Written problem
Quote everything from "As in Experiment" down to "of perceived complexity." in the music-listening study excerpt below.

Mediation analysis for Experiment 2. The numbers indicate beta coefficient estimates with 95% confidence intervals.

FIGURE 6.

Mediation analysis for Experiment 2. The numbers indicate beta coefficient estimates with 95% confidence intervals.

Continuation and termination reasons

The percentages and rank orderings of endorsed per-trial continuation and termination reasons largely matched those observed in Experiment 1 (Figure 4).

SUMMARY

The results of Experiment 2 affirmed that college-aged listeners desire change as they listen to an unfamiliar piece of music, and that satisfying this desire by progressively introducing new parts into the musical scene increased—as predicted—the amount of time a listener would listen to it.

As in Experiment 1, listening time was best predicted at the trial level by the enjoyment that a participant experienced. Enjoyment fully mediated the effects of how interesting a person found the music to be and how much it matched his or her mood. Mood congruency and interestingness contributed independently to ratings of enjoyment, thus pointing to the importance of both musical and situational factors in deciding how long to listen to a piece of music. Even though our assessment of perceived complexity was more fine-grained than in Experiment 1, the results indicate that complexity is only a distal determinant of listening times when using a library of stimuli that are more complex than monophonic melodies. In other words, two higher-order constructs— interestingness and enjoyment—mediated the effects of perceived complexity.

Experiment 3

An aim of the third experiment was to determine whether systematic manipulations of musical features other than the entry of instrument parts would affect listening times. Because the Apple Loops that we utilized as starting material in the previous experiments are pre-recorded and cannot be manipulated easily at the level of individual events, we composed a set of loops coded as MIDI stimuli that could be manipulated according to various criteria, most notably to reduce variation in tonal and rhythmic dimensions.

METHOD

Participants

In exchange for partial course credit, 390 participants were recruited from an undergraduate subject pool at the University of California, Davis. All participants provided informed consent in accordance with a protocol approved by the UC Davis Institutional Review Board. Data collection occurred in three separate time windows with approximately 135 participants per time window: Spring quarter of 2013 (N = 161), Fall quarter of 2013 (N = 111), and Fall quarter of 2015 (N = 118). None of the participants had participated in either of the previous experiments.

Ninety-five participants were excluded for failing to evaluate more than 20 stimuli or because they endorsed statements on a self-evaluation questionnaire at the end of the experiment that suggested that their data were compromised. The questionnaire included the statements (response options in parentheses), “I muted the audio for one or more stimuli (Yes, No)” and “I performed the experiment to the best of my ability and believe my responses are valid (Strongly Disagree, Disagree, Neither Agree nor Disagree, Agree, Strongly Agree).” Participants who endorsed the audio muting question in the affirmative or the performance question with either level of disagreement were excluded from further analysis. An additional 12 participants were excluded due to starting multiple sessions and hearing at least one stimulus more than once. Of the final 283 participants, 72.1% were female. The racial distribution of participants was 46.4% Asian, 25.2% Caucasian, 1.8% African American, 6.7% more than one racial category, 11.7% other racial categories, and 7.4% unknown. 21.3% reported their ethnicity as Hispanic. Ages ranged between 18 and 30 years of age (mean ± SD = 20.5 ± 2.7).

Dataset entries
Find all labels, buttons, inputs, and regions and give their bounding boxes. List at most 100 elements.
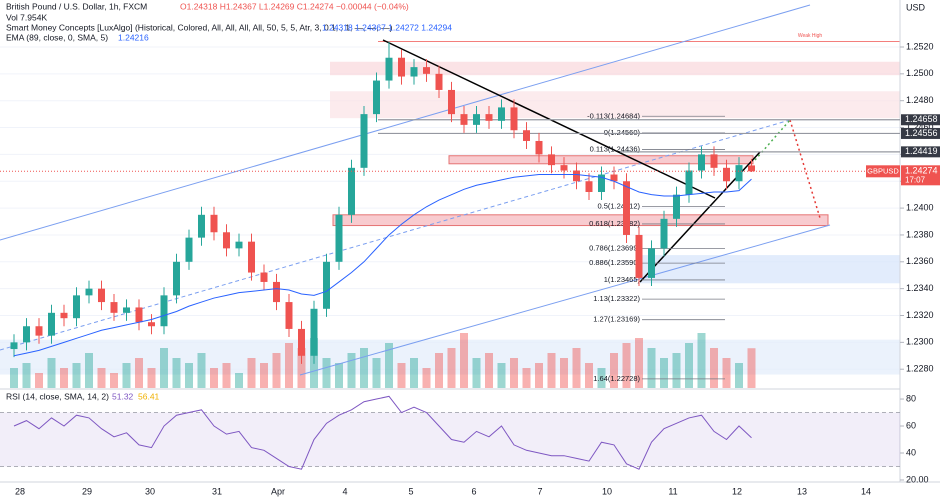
- channel-upper: [0, 4, 811, 241]
- fib-label: 1.13(1.23322): [593, 294, 640, 303]
- candle-body: [398, 57, 405, 77]
- volume-bar: [85, 353, 93, 388]
- y-tick-label: 1.2300: [906, 337, 934, 347]
- volume-bar: [247, 358, 256, 388]
- x-tick-label: 13: [797, 486, 807, 496]
- candle-body: [698, 154, 705, 171]
- triangle-upper: [382, 39, 716, 199]
- price-mark-box: [901, 114, 940, 126]
- fib-label: 1.27(1.23169): [593, 315, 640, 324]
- volume-bar: [735, 363, 743, 388]
- rsi-band: [0, 412, 900, 467]
- channel-lower: [299, 224, 831, 376]
- volume-bar: [372, 358, 381, 388]
- volume-bar: [35, 373, 43, 388]
- currency: USD: [906, 2, 926, 12]
- volume-bar: [260, 363, 268, 388]
- volume-bar: [285, 343, 293, 388]
- volume-bar: [435, 353, 443, 388]
- candle-body: [635, 234, 643, 278]
- volume-bar: [347, 353, 356, 388]
- price-mark-label: 1.24419: [905, 146, 938, 156]
- candle-body: [523, 130, 530, 141]
- volume-bar: [172, 358, 181, 388]
- price-mark-box: [901, 146, 940, 158]
- candle-body: [510, 107, 518, 131]
- x-tick-label: 7: [537, 486, 542, 496]
- volume-bar: [335, 363, 343, 388]
- candle-body: [348, 167, 355, 215]
- candle-body: [748, 165, 755, 172]
- volume-bar: [297, 348, 306, 388]
- candle-body: [135, 307, 143, 323]
- candle-body: [160, 295, 168, 327]
- zone: [0, 339, 900, 375]
- candle-body: [60, 312, 68, 319]
- candle-body: [548, 154, 555, 166]
- projection-down: [789, 119, 821, 219]
- candle-body: [485, 114, 493, 121]
- volume-bar: [110, 373, 118, 388]
- price-mark-label: 1.24658: [905, 114, 938, 124]
- volume-bar: [722, 358, 731, 388]
- candle-body: [73, 295, 80, 319]
- fib-label: 0.786(1.23699): [589, 243, 640, 252]
- x-tick-label: 30: [145, 486, 155, 496]
- x-tick-label: 31: [212, 486, 222, 496]
- volume-bar: [710, 348, 718, 388]
- volume-bar: [485, 353, 493, 388]
- volume-bar: [60, 368, 68, 388]
- volume-bar: [535, 363, 543, 388]
- volume-bar: [135, 358, 143, 388]
- candle-body: [210, 214, 218, 233]
- x-tick-label: 28: [15, 486, 25, 496]
- rsi-tick-label: 60: [906, 420, 916, 430]
- annotation: Weak High: [798, 33, 823, 39]
- ema-line: [13, 174, 752, 357]
- y-tick-label: 1.2320: [906, 310, 934, 320]
- volume-bar: [610, 353, 618, 388]
- x-tick-label: 14: [861, 486, 871, 496]
- volume-bar: [685, 343, 693, 388]
- volume-bar: [510, 358, 518, 388]
- candle-body: [723, 167, 730, 182]
- x-tick-label: 4: [342, 486, 347, 496]
- volume-bar: [360, 348, 368, 388]
- candle-body: [648, 248, 655, 278]
- candle-body: [435, 73, 443, 90]
- volume-bar: [10, 368, 18, 388]
- candle-body: [248, 241, 255, 273]
- volume-bar: [160, 348, 168, 388]
- volume-bar: [235, 373, 243, 388]
- candle-body: [410, 67, 418, 77]
- y-tick-label: 1.2360: [906, 256, 934, 266]
- volume-bar: [147, 368, 156, 388]
- volume-bar: [210, 368, 218, 388]
- zone: [332, 214, 829, 227]
- fib-label: 1.64(1.22728): [593, 374, 640, 383]
- candle-body: [85, 288, 93, 296]
- candle-body: [273, 281, 280, 303]
- volume-bar: [222, 363, 231, 388]
- volume-bar: [522, 368, 531, 388]
- candle-body: [373, 80, 380, 115]
- rsi-sma-value: 56.41: [138, 391, 160, 401]
- countdown: 17:07: [905, 175, 926, 184]
- zone: [640, 255, 900, 284]
- x-tick-label: 5: [408, 486, 413, 496]
- fib-label: 0.618(1.23882): [589, 219, 640, 228]
- volume-bar: [635, 338, 643, 388]
- candle-body: [660, 218, 668, 249]
- volume-bar: [447, 348, 456, 388]
- candle-body: [710, 154, 718, 168]
- candle-body: [498, 107, 505, 121]
- candle-body: [573, 170, 580, 182]
- candle-body: [560, 165, 568, 171]
- volume-bar: [572, 348, 581, 388]
- last-price-label: 1.24274: [905, 166, 938, 176]
- rsi-tick-label: 20.00: [906, 474, 929, 484]
- candle-body: [35, 326, 43, 336]
- volume-bar: [597, 368, 606, 388]
- candle-body: [598, 174, 605, 192]
- candle-body: [185, 237, 193, 262]
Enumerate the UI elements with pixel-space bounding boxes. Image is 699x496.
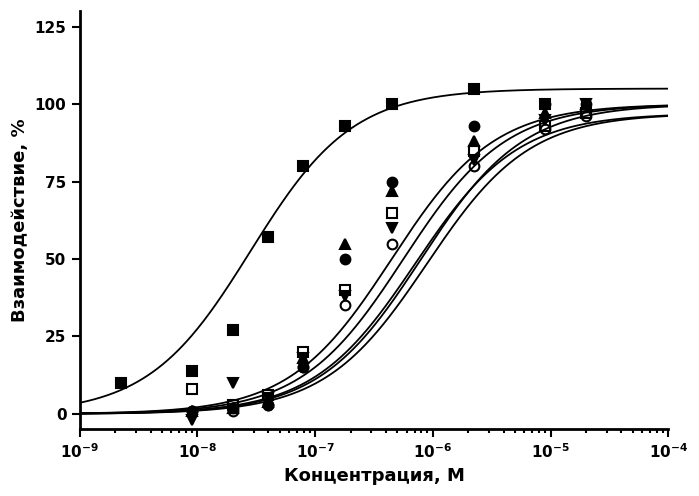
X-axis label: Концентрация, М: Концентрация, М xyxy=(284,467,464,485)
Y-axis label: Взаимодействие, %: Взаимодействие, % xyxy=(11,119,29,322)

The completed task
As in Experiment 1, listening time was best predicted at the trial level by the enjoyment that a participant experienced. Enjoyment fully mediated the effects of how interesting a person found the music to be and how much it matched his or her mood. Mood congruency and interestingness contributed independently to ratings of enjoyment, thus pointing to the importance of both musical and situational factors in deciding how long to listen to a piece of music. Even though our assessment of perceived complexity was more fine-grained than in Experiment 1, the results indicate that complexity is only a distal determinant of listening times when using a library of stimuli that are more complex than monophonic melodies. In other words, two higher-order constructs— interestingness and enjoyment—mediated the effects of perceived complexity.